TASK DESCRIPTION: A single figure is required: the number of lines in the data below that hold the word "Persistent".
══ SUPPLIED DATA
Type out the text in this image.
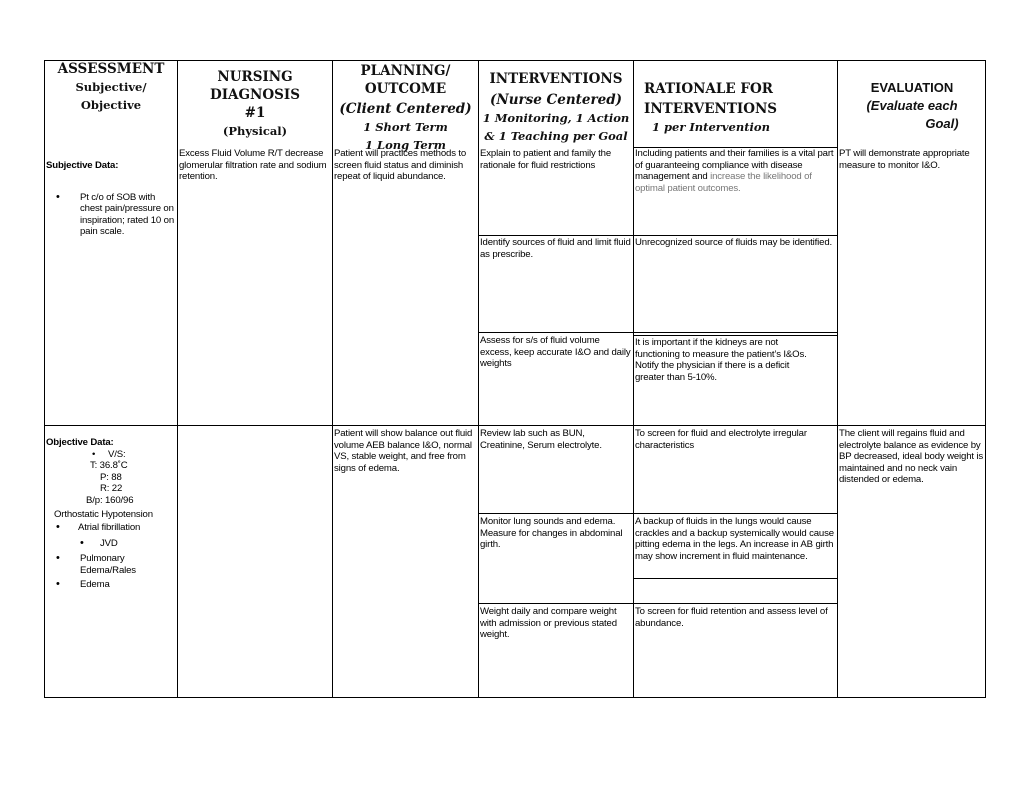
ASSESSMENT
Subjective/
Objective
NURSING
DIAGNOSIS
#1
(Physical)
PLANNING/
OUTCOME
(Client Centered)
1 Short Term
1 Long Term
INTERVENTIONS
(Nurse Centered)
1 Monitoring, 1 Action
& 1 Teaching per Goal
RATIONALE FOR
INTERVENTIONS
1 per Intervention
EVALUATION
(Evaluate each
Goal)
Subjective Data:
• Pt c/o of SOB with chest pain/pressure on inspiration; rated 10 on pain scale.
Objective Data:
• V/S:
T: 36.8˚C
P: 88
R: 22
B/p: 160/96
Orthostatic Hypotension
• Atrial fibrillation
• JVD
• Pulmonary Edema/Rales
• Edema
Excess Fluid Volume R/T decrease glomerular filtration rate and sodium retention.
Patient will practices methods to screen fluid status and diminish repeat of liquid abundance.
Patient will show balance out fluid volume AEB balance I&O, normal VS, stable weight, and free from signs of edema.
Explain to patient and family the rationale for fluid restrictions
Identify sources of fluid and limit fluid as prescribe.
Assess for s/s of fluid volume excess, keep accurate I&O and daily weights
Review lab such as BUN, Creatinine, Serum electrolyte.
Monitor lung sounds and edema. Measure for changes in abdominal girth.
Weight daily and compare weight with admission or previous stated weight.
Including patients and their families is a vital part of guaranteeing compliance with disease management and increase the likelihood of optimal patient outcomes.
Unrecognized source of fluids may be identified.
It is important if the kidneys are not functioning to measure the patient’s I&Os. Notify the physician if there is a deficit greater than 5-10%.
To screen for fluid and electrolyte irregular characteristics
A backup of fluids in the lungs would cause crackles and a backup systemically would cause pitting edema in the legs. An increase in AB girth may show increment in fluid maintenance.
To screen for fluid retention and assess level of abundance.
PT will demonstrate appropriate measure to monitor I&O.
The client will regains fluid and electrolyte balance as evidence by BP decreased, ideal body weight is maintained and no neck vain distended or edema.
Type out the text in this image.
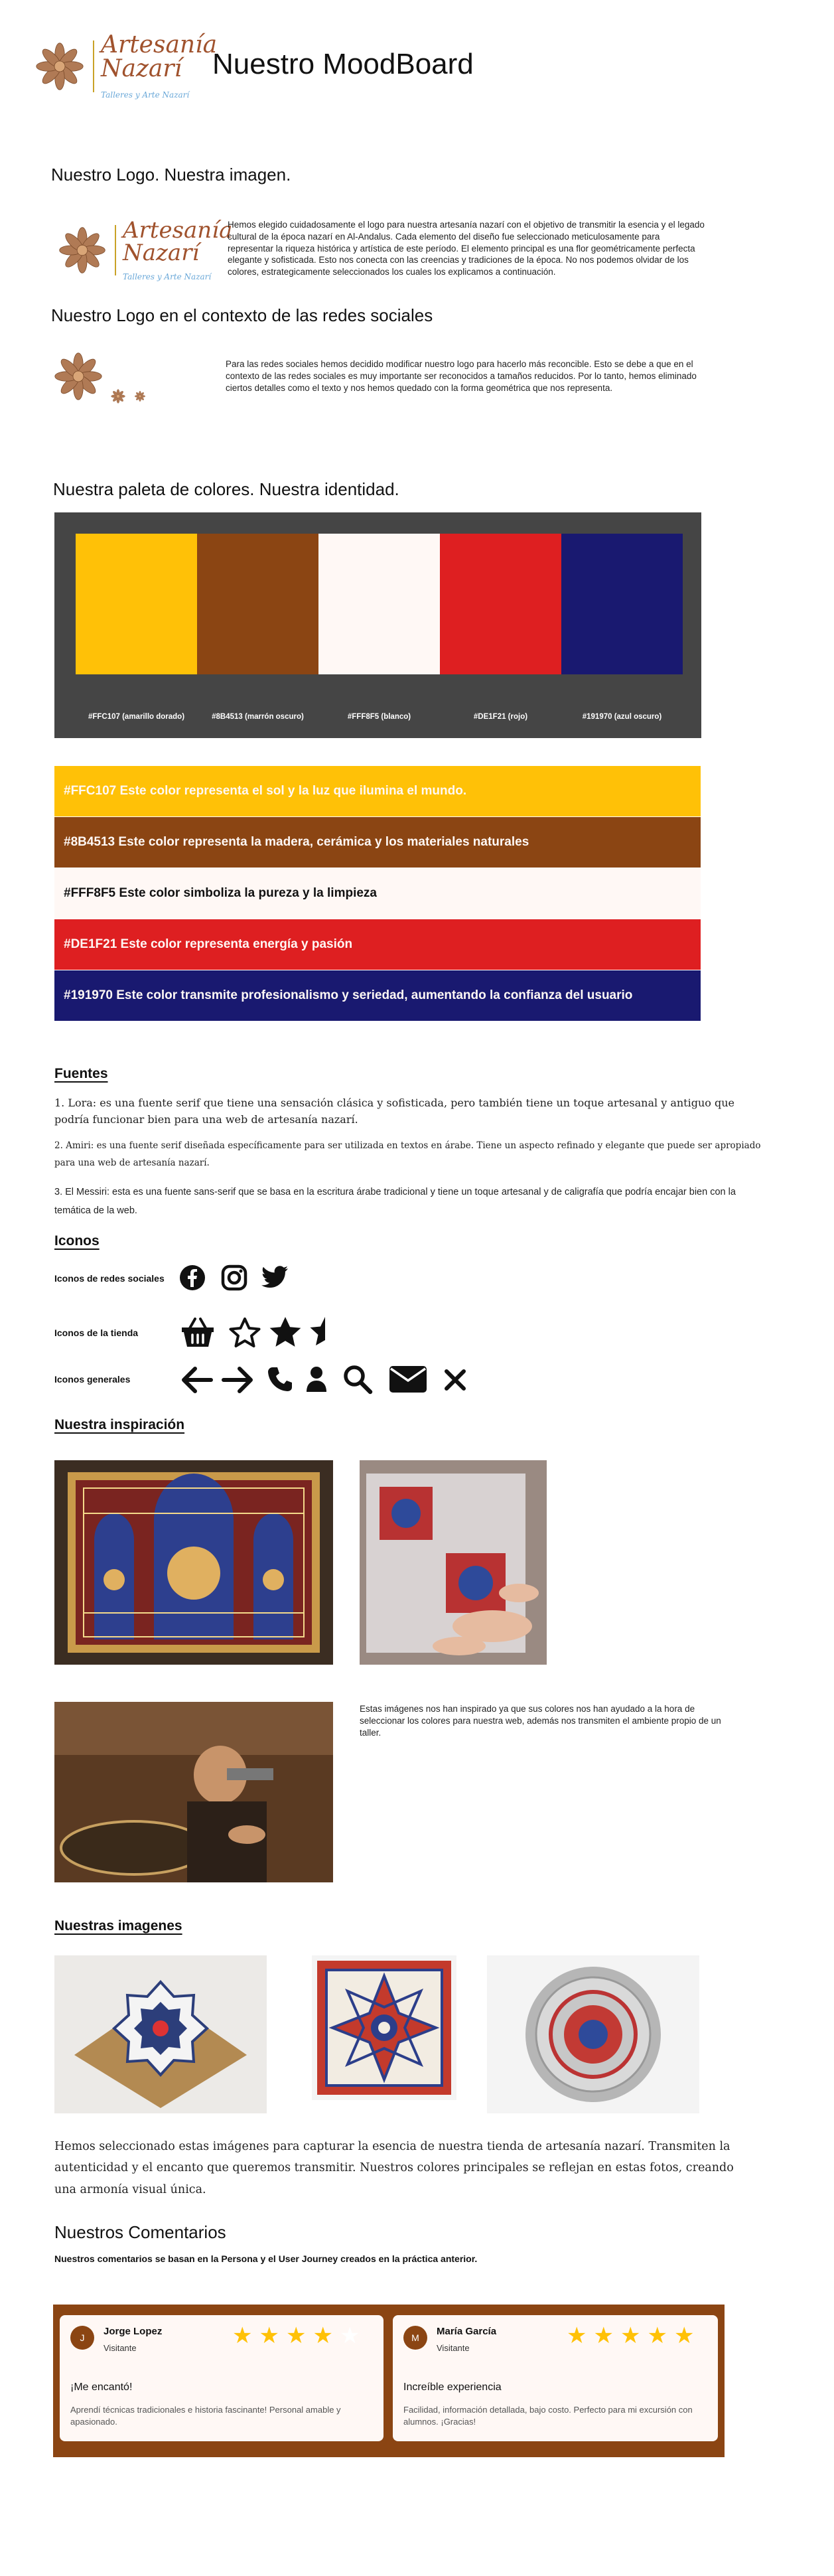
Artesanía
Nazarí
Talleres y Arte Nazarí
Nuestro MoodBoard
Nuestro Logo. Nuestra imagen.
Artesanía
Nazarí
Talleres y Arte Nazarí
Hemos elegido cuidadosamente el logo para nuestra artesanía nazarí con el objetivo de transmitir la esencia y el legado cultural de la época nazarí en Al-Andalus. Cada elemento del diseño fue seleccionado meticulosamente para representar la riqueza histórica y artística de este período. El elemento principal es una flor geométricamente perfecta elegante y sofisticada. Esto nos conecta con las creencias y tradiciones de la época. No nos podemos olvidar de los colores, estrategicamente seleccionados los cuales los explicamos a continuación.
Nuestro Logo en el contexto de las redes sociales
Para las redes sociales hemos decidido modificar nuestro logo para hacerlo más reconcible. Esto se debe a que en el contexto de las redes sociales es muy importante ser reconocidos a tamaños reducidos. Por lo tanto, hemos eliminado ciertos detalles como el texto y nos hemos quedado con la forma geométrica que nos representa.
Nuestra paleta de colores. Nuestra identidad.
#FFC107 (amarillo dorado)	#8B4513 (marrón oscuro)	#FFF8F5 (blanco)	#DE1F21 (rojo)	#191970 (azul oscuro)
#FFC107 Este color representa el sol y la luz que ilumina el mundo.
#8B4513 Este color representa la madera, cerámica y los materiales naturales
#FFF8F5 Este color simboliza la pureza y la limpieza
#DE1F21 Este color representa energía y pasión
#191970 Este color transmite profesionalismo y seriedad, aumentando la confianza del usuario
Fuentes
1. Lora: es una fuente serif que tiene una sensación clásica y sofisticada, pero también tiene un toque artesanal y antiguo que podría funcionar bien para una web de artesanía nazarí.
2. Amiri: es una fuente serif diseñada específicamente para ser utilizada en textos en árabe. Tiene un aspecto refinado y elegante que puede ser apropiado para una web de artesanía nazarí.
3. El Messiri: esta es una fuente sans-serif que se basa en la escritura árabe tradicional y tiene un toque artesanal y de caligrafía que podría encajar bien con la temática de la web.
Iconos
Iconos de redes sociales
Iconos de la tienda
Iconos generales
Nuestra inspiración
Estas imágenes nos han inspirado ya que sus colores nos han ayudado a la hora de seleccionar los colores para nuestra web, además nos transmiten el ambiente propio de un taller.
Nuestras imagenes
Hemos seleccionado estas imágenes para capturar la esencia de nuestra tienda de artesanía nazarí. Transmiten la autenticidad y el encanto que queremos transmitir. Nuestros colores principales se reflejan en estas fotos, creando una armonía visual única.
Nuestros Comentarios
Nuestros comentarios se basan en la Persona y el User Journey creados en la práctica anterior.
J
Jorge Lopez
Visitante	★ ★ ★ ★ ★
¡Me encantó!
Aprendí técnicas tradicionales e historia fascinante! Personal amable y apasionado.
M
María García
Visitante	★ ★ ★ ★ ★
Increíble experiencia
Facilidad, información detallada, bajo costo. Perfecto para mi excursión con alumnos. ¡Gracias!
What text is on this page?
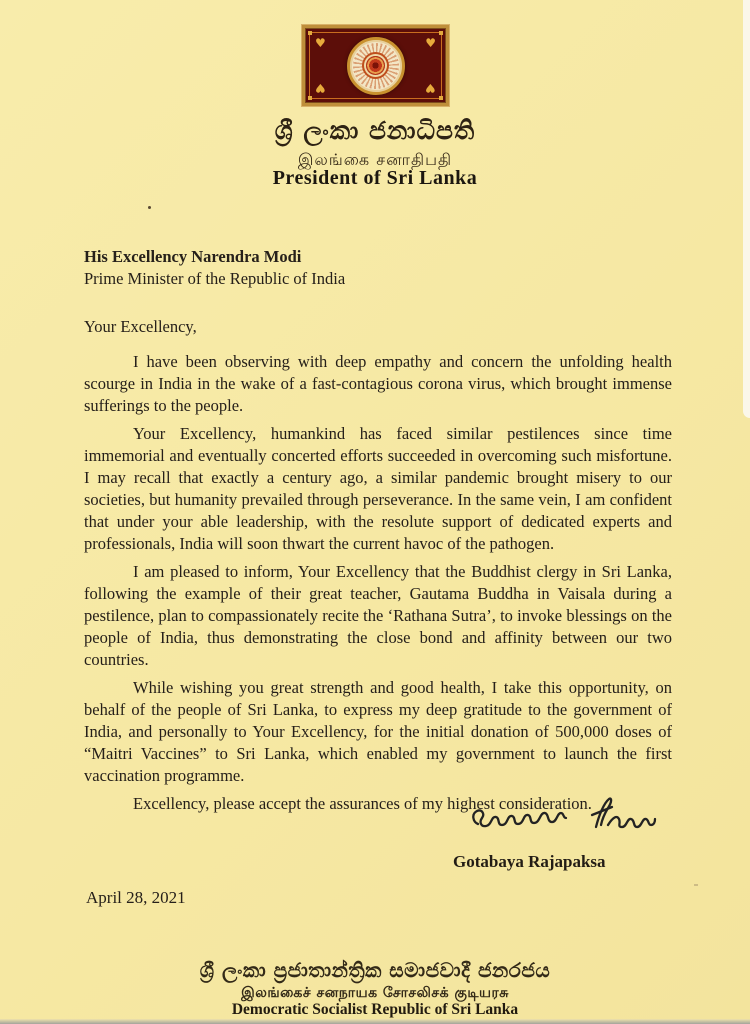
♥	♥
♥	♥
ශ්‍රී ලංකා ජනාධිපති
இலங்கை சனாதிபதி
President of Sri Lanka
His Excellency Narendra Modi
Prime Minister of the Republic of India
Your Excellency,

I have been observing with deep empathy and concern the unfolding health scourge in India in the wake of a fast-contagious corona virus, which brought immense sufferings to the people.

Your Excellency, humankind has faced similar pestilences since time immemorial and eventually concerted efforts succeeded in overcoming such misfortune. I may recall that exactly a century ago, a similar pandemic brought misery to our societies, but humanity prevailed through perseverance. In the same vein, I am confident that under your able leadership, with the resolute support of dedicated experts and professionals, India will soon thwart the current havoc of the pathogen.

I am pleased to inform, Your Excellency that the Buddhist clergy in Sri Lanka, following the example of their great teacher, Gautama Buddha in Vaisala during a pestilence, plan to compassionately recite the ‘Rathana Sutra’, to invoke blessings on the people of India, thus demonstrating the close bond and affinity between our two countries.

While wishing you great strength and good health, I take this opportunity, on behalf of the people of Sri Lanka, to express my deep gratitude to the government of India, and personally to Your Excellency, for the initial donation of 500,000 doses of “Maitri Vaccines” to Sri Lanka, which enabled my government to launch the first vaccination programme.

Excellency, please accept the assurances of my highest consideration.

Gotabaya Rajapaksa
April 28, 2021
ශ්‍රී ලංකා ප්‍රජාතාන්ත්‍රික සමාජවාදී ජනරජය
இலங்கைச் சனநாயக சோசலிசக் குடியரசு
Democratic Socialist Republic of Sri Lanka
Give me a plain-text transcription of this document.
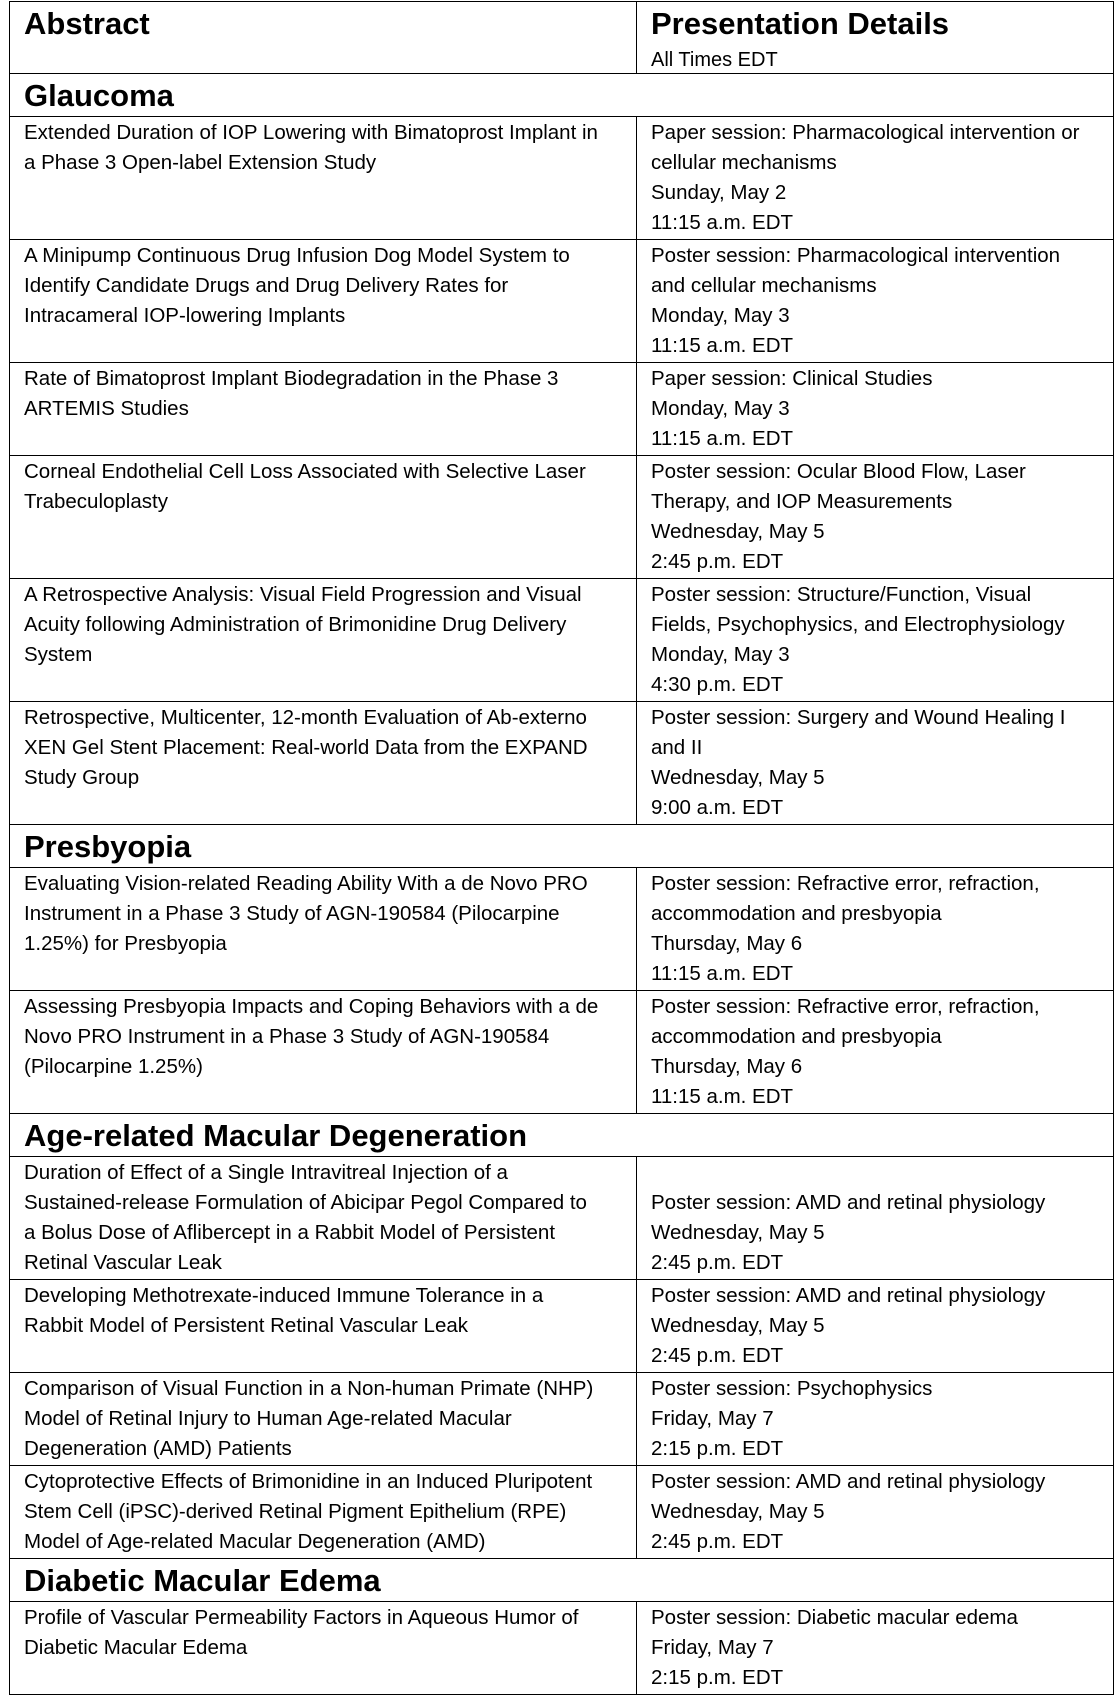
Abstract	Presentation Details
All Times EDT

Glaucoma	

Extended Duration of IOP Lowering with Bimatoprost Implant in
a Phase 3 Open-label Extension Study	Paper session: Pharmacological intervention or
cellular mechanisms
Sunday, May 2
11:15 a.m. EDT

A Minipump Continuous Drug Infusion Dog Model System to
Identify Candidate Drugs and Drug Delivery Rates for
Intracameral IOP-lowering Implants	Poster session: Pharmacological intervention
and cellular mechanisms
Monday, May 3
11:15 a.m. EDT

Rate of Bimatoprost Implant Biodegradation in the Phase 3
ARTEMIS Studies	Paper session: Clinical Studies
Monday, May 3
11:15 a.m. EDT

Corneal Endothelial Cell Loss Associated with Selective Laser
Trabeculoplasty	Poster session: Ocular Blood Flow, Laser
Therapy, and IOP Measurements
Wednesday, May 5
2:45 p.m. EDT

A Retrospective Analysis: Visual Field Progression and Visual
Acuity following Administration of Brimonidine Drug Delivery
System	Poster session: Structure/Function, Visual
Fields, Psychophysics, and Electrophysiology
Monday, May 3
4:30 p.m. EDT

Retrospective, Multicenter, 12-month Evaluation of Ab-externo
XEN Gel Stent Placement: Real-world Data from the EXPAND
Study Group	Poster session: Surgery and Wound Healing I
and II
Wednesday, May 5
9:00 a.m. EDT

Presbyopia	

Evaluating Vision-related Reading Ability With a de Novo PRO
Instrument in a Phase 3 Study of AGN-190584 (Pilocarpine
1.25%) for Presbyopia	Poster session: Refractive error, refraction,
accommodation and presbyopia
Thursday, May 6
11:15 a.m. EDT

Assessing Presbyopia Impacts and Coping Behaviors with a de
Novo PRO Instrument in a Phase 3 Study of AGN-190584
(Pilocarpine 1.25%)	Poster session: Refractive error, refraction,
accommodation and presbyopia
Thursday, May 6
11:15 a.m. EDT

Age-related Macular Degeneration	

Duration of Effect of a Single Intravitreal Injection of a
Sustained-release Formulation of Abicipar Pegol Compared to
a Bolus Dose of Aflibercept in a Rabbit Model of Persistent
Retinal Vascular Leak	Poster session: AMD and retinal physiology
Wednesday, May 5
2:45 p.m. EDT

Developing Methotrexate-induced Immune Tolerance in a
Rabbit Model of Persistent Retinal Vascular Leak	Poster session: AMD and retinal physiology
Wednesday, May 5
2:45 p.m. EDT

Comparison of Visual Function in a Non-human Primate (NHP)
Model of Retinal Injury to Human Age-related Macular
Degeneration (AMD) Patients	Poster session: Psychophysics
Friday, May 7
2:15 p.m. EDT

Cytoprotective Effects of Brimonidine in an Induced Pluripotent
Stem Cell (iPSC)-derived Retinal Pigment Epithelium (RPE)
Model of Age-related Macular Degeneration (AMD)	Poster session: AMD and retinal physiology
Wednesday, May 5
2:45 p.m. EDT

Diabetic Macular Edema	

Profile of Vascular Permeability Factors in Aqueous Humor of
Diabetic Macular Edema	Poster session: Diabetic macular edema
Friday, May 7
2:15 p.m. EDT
════
EXERCISE ANSWER: 2